#### WHAT YOU HAVE TO DO
Copy out each line in the material below that has the word "JSON".

#### LISTING
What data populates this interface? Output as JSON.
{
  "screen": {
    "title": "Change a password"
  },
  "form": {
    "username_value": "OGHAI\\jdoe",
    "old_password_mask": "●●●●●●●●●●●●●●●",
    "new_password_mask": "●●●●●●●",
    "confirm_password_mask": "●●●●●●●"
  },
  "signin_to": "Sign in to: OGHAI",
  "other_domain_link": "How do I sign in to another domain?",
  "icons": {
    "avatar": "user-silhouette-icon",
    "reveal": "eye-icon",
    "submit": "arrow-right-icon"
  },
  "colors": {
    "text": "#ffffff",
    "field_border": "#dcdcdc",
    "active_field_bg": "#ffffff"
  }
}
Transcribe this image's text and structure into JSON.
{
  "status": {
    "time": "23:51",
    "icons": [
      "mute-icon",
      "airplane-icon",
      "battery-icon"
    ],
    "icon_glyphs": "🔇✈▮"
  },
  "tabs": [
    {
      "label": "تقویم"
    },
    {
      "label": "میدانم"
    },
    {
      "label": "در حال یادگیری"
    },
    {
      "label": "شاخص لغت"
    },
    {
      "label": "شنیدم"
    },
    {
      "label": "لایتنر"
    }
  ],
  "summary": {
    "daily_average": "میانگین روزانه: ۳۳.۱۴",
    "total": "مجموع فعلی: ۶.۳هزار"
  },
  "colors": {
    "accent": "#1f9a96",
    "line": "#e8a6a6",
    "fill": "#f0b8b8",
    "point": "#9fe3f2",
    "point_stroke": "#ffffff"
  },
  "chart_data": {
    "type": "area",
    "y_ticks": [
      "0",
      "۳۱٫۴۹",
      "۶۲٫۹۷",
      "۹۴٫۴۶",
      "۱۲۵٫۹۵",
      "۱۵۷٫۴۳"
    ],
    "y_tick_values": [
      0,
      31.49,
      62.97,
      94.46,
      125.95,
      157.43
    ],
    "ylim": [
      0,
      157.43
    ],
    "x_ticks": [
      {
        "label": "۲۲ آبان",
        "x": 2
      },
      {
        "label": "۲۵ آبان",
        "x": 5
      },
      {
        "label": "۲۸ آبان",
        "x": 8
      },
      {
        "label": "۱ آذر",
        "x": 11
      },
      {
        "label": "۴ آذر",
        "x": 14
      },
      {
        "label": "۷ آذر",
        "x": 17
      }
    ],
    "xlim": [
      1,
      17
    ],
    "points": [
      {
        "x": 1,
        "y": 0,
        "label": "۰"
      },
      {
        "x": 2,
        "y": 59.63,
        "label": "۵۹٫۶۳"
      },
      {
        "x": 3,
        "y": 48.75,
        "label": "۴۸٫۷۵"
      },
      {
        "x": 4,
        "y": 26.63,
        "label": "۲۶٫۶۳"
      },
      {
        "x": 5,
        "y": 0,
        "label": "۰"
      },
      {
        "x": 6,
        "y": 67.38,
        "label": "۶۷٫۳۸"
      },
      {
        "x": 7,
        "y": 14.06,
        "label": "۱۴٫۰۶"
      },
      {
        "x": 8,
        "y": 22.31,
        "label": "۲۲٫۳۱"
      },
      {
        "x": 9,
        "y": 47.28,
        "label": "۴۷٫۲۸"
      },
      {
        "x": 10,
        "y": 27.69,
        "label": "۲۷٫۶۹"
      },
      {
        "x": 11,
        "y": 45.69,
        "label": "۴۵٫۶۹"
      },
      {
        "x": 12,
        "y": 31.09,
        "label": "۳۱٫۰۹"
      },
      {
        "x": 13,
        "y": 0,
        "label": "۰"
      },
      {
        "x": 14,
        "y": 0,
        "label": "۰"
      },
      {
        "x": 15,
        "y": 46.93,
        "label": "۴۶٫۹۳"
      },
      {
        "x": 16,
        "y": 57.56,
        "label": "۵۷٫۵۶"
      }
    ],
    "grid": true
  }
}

#### SOLVED EXERCISE
What data populates this interface? Output as JSON.
Transcribe this image's text and structure into JSON.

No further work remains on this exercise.